-- Directions --
Review the listing and copy each line that holds the word "Report".
═════ Excerpted data
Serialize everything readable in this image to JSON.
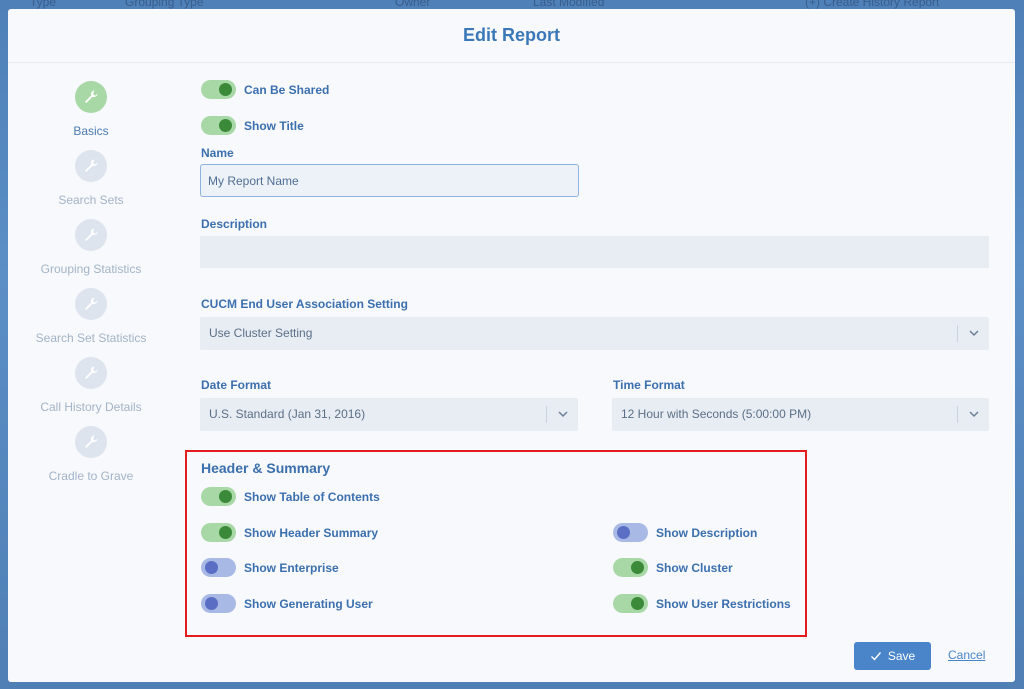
{
  "background_header": {
    "col1": "Type",
    "col2": "Grouping Type",
    "col3": "Owner",
    "col4": "Last Modified",
    "action": "(+) Create History Report"
  },
  "modal": {
    "title": "Edit Report"
  },
  "sidebar": {
    "items": [
      {
        "label": "Basics",
        "icon": "wrench-icon",
        "active": true
      },
      {
        "label": "Search Sets",
        "icon": "wrench-icon",
        "active": false
      },
      {
        "label": "Grouping Statistics",
        "icon": "wrench-icon",
        "active": false
      },
      {
        "label": "Search Set Statistics",
        "icon": "wrench-icon",
        "active": false
      },
      {
        "label": "Call History Details",
        "icon": "wrench-icon",
        "active": false
      },
      {
        "label": "Cradle to Grave",
        "icon": "wrench-icon",
        "active": false
      }
    ]
  },
  "form": {
    "can_be_shared": {
      "label": "Can Be Shared",
      "on": true
    },
    "show_title": {
      "label": "Show Title",
      "on": true
    },
    "name": {
      "label": "Name",
      "value": "My Report Name"
    },
    "description": {
      "label": "Description",
      "value": ""
    },
    "cucm": {
      "label": "CUCM End User Association Setting",
      "value": "Use Cluster Setting"
    },
    "date_format": {
      "label": "Date Format",
      "value": "U.S. Standard (Jan 31, 2016)"
    },
    "time_format": {
      "label": "Time Format",
      "value": "12 Hour with Seconds (5:00:00 PM)"
    }
  },
  "header_summary": {
    "title": "Header & Summary",
    "show_toc": {
      "label": "Show Table of Contents",
      "on": true
    },
    "show_header_summary": {
      "label": "Show Header Summary",
      "on": true
    },
    "show_enterprise": {
      "label": "Show Enterprise",
      "on": false
    },
    "show_generating_user": {
      "label": "Show Generating User",
      "on": false
    },
    "show_description": {
      "label": "Show Description",
      "on": false
    },
    "show_cluster": {
      "label": "Show Cluster",
      "on": true
    },
    "show_user_restrictions": {
      "label": "Show User Restrictions",
      "on": true
    }
  },
  "footer": {
    "save_label": "Save",
    "cancel_label": "Cancel"
  },
  "colors": {
    "accent": "#3b78b8",
    "toggle_on": "#a8d8a6",
    "toggle_off": "#a9b9e6",
    "highlight_border": "#e51c1c"
  }
}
══════════
-- Response --
    "action": "(+) Create History Report"
    "title": "Edit Report"
      "value": "My Report Name"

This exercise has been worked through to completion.